◆ **Task brief**:
Return the items below verbatim, from the first line through the line that contains "capacitor-value: 100nF bbox=[640, 327, 692, 346]", including that line.

begin Information provided

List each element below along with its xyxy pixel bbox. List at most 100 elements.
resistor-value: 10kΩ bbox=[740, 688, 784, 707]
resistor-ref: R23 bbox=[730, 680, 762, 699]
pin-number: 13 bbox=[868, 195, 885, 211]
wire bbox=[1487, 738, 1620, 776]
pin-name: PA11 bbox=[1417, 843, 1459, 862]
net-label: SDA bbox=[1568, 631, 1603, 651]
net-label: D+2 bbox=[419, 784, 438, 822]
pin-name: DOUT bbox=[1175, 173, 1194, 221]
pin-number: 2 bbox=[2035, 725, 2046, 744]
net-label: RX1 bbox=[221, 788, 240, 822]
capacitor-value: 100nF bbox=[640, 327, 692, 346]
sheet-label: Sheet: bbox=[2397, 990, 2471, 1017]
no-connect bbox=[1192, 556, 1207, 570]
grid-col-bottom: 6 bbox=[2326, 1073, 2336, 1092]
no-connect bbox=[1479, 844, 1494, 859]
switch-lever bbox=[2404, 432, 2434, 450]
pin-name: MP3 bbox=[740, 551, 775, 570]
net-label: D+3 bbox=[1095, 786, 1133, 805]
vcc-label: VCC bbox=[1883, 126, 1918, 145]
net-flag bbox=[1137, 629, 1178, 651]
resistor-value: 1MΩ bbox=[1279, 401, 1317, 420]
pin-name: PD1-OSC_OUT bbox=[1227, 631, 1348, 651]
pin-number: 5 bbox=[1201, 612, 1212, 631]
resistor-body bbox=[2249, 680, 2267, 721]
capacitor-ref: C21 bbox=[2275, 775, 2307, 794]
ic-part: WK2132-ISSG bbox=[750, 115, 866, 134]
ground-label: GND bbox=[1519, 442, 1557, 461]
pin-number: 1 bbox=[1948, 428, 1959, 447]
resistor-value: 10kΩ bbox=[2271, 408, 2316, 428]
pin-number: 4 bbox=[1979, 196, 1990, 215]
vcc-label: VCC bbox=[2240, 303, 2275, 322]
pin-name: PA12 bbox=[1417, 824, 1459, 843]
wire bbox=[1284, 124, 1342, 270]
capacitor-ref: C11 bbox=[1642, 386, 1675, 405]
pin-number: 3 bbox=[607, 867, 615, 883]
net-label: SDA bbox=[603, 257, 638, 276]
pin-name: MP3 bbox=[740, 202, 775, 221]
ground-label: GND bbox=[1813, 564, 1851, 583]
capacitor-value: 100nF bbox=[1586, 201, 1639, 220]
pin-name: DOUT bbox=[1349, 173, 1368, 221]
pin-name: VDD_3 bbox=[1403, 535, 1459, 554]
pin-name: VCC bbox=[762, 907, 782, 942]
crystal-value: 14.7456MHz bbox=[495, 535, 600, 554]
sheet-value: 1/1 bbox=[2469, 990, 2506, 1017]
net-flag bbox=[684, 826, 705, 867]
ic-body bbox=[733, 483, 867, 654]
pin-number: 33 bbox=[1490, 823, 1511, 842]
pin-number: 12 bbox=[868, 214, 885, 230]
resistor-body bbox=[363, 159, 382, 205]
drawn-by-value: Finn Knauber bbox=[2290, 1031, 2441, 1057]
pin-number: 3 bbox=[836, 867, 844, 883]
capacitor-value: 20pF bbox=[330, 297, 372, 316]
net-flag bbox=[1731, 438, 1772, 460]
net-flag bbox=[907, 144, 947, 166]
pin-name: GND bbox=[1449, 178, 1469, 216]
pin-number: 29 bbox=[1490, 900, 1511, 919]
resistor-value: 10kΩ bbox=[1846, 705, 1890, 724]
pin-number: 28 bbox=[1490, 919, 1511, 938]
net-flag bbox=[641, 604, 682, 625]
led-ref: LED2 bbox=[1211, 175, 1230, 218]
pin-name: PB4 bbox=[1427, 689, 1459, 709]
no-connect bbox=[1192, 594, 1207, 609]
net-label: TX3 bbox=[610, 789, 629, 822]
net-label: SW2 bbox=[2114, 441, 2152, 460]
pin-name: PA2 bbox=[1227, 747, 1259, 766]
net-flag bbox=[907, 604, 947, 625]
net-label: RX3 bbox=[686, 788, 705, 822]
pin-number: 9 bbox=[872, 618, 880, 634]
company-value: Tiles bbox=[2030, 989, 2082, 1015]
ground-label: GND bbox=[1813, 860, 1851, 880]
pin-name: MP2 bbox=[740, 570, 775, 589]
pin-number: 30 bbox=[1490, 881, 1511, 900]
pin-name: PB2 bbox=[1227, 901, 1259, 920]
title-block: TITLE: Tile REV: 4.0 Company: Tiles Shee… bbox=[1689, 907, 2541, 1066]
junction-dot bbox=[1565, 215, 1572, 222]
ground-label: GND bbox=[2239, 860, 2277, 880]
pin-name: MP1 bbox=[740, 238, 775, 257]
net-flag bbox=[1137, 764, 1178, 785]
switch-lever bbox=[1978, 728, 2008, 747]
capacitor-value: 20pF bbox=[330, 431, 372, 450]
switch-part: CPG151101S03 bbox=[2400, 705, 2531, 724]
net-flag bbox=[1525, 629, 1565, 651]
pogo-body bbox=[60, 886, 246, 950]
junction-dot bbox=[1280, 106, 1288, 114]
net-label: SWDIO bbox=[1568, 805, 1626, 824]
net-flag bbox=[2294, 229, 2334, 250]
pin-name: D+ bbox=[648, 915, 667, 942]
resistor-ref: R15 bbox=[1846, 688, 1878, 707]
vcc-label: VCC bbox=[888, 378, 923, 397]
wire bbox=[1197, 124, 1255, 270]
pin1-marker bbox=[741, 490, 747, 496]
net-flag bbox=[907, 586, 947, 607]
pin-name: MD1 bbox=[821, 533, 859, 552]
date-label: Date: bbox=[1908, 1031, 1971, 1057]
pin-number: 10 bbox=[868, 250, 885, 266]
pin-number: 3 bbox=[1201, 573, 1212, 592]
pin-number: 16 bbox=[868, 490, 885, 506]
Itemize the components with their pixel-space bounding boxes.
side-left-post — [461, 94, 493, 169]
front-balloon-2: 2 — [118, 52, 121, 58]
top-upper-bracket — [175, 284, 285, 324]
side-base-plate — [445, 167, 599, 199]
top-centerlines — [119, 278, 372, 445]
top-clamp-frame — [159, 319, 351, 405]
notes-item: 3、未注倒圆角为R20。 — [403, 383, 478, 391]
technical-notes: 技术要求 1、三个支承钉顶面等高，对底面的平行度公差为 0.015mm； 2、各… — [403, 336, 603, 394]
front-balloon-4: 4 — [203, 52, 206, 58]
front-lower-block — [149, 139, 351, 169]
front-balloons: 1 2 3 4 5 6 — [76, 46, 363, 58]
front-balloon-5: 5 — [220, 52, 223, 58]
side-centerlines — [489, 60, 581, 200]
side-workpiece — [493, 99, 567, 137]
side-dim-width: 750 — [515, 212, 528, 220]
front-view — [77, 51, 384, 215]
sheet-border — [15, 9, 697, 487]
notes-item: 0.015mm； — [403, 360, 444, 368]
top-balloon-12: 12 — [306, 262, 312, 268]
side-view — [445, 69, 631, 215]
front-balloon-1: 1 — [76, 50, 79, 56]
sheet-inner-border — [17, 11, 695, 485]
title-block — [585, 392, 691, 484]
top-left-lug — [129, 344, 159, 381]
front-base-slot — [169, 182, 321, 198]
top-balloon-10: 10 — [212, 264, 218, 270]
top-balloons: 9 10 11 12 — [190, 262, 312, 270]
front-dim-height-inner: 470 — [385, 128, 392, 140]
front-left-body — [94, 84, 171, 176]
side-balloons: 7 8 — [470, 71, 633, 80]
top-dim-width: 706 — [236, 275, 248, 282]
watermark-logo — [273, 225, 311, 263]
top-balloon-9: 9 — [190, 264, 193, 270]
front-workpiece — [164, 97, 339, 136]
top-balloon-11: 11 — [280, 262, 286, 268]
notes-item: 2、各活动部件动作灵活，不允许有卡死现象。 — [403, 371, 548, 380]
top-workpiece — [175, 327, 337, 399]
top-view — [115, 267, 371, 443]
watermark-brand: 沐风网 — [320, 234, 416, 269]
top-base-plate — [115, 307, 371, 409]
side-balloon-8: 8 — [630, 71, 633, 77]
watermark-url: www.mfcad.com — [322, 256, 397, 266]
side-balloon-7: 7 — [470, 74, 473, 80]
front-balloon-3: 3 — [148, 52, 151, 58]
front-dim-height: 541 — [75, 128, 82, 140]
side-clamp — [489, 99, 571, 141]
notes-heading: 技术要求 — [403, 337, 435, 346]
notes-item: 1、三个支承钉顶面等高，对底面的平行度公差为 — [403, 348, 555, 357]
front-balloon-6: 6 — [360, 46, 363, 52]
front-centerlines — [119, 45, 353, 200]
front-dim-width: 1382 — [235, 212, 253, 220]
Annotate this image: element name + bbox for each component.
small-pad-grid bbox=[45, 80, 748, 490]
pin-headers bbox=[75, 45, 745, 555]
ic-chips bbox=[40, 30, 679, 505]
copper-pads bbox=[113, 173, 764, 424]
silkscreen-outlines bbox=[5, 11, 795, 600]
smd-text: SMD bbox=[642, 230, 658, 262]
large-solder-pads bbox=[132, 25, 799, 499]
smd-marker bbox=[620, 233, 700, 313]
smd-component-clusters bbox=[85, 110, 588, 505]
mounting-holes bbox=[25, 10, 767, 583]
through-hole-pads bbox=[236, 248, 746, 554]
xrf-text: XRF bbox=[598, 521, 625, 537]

end Information provided

◆ **Written reply**:
List each element below along with its xyxy pixel bbox. List at most 100 elements.
resistor-value: 10kΩ bbox=[740, 688, 784, 707]
resistor-ref: R23 bbox=[730, 680, 762, 699]
pin-number: 13 bbox=[868, 195, 885, 211]
wire bbox=[1487, 738, 1620, 776]
pin-name: PA11 bbox=[1417, 843, 1459, 862]
net-label: SDA bbox=[1568, 631, 1603, 651]
net-label: D+2 bbox=[419, 784, 438, 822]
pin-name: DOUT bbox=[1175, 173, 1194, 221]
pin-number: 2 bbox=[2035, 725, 2046, 744]
net-label: RX1 bbox=[221, 788, 240, 822]
capacitor-value: 100nF bbox=[640, 327, 692, 346]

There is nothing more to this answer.